Gather every line holding the string "screenshot".

----- INPUT DATA

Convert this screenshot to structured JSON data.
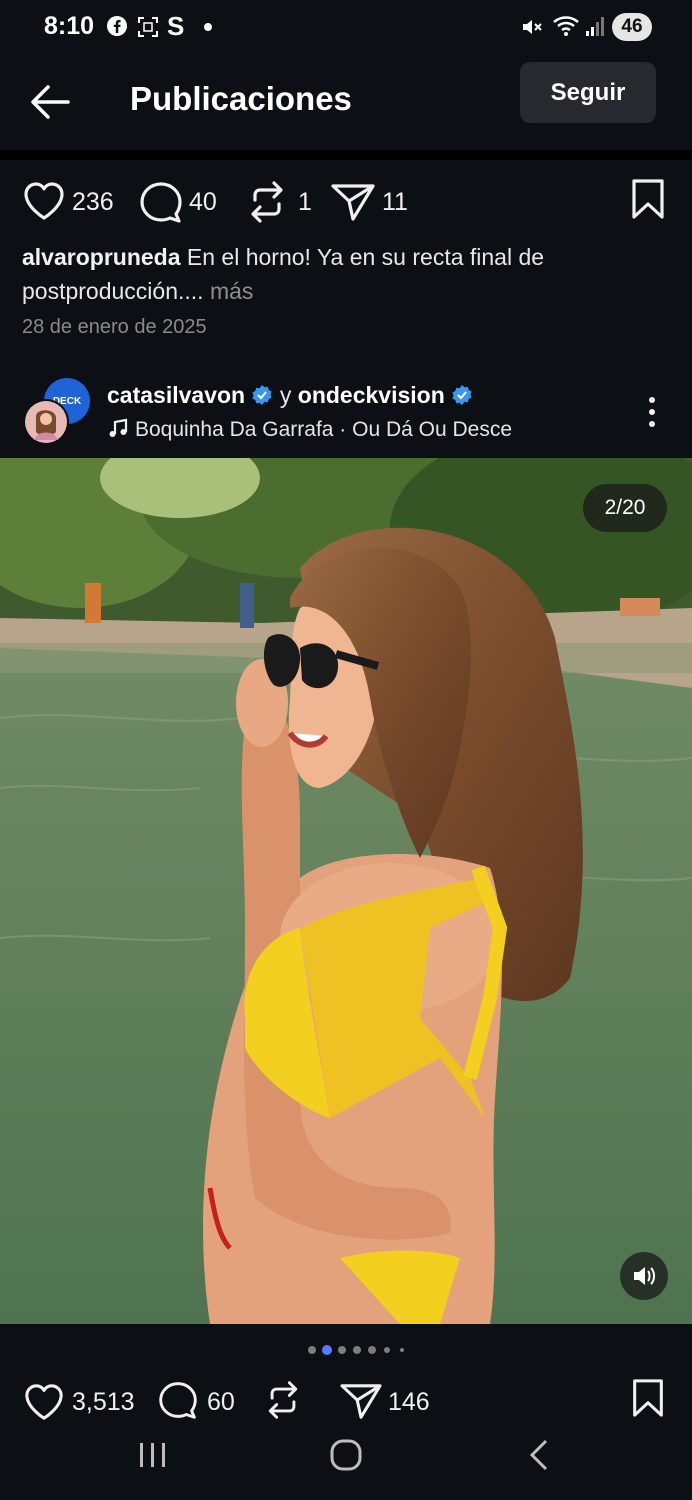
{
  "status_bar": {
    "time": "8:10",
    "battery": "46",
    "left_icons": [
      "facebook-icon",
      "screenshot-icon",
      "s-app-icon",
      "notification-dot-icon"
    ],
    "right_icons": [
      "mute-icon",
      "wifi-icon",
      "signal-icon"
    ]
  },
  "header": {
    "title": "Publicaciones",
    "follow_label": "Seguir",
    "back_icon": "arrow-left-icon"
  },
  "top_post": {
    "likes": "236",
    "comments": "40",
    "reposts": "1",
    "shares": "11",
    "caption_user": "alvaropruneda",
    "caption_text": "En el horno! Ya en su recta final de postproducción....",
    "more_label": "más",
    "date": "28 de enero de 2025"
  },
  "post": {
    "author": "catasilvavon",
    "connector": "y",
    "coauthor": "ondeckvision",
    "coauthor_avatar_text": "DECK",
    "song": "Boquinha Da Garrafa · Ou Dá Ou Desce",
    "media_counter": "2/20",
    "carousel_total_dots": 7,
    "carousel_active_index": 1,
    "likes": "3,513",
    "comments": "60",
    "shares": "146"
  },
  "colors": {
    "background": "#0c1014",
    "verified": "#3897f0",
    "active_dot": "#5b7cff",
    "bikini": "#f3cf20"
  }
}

----------

### TASK ANSWER
Convert this screenshot to structured JSON data.
      "screenshot-icon",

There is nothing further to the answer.